» **Directive**
Set down the material below in full, matching it exactly.

——

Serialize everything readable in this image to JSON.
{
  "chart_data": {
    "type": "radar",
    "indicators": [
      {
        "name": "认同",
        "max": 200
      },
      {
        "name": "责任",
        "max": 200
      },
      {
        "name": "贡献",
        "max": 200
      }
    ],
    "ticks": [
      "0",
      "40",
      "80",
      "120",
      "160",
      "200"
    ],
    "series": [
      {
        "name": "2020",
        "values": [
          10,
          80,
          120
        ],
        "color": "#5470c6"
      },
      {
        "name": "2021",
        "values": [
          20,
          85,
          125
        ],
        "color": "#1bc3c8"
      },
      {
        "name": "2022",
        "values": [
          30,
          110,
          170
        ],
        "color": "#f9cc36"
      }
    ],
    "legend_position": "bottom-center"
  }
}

——

» **Answer for the task**
Serialize everything readable in this image to JSON.
{
  "chart_data": {
    "type": "radar",
    "indicators": [
      {
        "name": "认同",
        "max": 200
      },
      {
        "name": "责任",
        "max": 200
      },
      {
        "name": "贡献",
        "max": 200
      }
    ],
    "ticks": [
      "0",
      "40",
      "80",
      "120",
      "160",
      "200"
    ],
    "series": [
      {
        "name": "2020",
        "values": [
          10,
          80,
          120
        ],
        "color": "#5470c6"
      },
      {
        "name": "2021",
        "values": [
          20,
          85,
          125
        ],
        "color": "#1bc3c8"
      },
      {
        "name": "2022",
        "values": [
          30,
          110,
          170
        ],
        "color": "#f9cc36"
      }
    ],
    "legend_position": "bottom-center"
  }
}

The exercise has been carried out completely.